Lines of data
- - -

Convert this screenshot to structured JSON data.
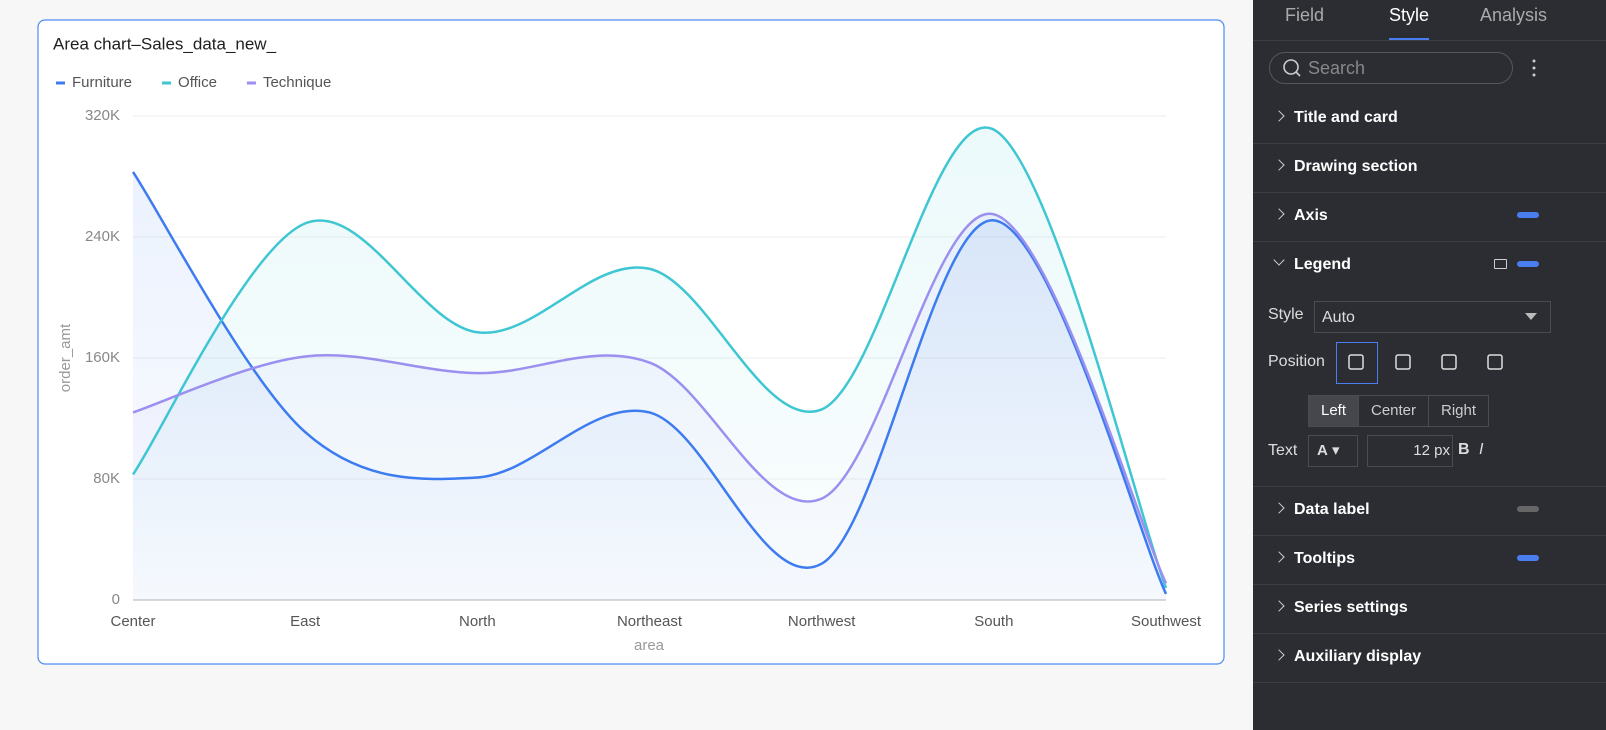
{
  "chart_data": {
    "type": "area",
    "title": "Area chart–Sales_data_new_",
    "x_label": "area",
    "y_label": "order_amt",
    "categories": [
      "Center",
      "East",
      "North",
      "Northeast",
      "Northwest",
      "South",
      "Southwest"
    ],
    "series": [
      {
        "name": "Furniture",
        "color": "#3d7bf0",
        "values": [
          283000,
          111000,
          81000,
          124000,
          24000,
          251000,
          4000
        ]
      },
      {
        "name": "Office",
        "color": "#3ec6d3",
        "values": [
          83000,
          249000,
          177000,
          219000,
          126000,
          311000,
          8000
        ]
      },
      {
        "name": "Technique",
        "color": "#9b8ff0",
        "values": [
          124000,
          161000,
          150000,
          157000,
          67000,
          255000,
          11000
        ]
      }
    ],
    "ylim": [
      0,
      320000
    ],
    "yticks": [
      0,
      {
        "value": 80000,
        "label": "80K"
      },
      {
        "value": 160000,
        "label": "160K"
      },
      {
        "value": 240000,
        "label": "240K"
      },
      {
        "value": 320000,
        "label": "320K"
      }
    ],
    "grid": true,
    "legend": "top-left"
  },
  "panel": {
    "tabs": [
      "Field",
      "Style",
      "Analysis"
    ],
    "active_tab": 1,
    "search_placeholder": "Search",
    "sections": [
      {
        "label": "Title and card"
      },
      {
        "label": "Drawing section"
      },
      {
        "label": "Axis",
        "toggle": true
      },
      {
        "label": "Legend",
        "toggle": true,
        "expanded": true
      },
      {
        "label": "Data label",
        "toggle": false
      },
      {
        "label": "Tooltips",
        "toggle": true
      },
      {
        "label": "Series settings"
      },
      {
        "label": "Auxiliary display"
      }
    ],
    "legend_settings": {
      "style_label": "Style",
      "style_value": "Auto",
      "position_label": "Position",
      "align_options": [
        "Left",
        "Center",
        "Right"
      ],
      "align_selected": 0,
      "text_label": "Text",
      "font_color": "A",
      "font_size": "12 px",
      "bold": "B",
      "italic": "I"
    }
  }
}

- - -

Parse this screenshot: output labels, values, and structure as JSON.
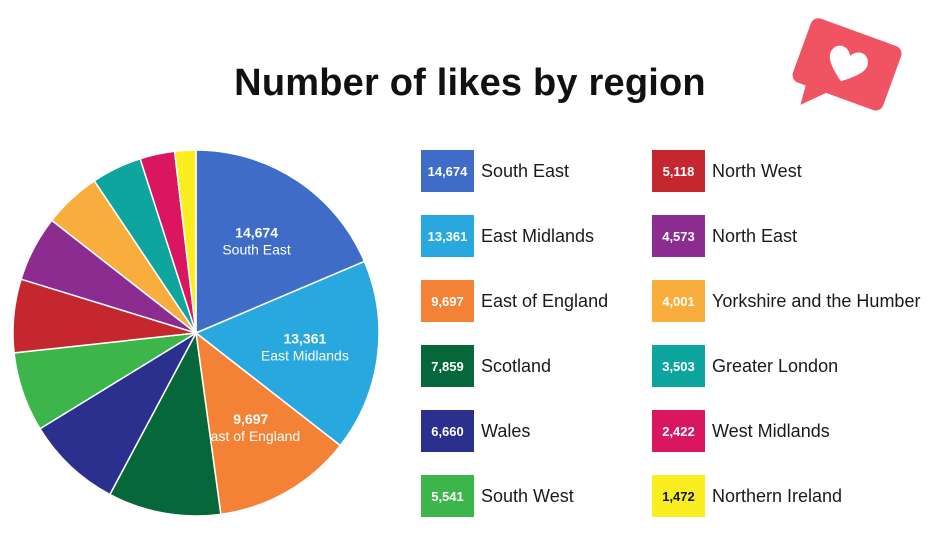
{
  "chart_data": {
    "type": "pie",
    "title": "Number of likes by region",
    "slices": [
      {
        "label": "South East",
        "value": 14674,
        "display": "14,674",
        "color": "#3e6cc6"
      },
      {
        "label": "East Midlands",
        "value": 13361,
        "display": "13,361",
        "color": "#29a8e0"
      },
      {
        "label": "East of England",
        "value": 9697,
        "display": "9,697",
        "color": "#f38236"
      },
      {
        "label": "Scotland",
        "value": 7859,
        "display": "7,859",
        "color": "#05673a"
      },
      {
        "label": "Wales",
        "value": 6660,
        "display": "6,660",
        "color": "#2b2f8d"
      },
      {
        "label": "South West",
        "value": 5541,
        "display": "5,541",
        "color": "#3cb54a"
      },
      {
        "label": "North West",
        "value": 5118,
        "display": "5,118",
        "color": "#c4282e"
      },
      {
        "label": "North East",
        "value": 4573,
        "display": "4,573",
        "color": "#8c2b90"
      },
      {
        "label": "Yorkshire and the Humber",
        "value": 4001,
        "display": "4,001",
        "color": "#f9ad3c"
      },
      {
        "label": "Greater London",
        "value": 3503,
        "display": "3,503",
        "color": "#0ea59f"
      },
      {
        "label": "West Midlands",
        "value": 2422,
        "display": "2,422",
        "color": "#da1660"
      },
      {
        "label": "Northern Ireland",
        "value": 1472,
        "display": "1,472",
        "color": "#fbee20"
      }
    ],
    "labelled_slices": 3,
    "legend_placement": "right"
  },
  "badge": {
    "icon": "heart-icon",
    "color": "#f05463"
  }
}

- - -

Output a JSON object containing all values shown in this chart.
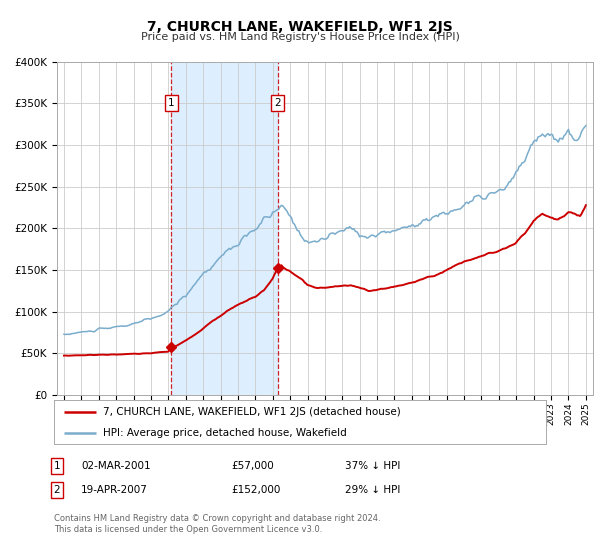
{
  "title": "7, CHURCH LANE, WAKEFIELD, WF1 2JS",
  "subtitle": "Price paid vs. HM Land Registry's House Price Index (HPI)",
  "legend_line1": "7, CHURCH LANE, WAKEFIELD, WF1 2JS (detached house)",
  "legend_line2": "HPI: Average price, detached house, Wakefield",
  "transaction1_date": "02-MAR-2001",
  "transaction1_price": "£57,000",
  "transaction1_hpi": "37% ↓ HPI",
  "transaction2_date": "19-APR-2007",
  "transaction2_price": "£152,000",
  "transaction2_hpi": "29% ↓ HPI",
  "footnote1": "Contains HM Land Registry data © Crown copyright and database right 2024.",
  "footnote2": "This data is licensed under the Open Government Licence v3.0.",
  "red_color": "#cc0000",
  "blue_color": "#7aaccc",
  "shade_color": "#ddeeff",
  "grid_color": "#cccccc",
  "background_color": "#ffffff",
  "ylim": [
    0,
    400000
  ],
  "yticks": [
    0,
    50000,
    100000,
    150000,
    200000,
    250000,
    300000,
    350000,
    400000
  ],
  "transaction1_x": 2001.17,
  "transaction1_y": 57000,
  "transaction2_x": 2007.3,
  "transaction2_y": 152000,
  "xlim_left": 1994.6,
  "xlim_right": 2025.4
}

- - -

## The task
Lines that include the word "screenshot" — how many are there in the data? Answer with the number alone.

## Finished exercise
2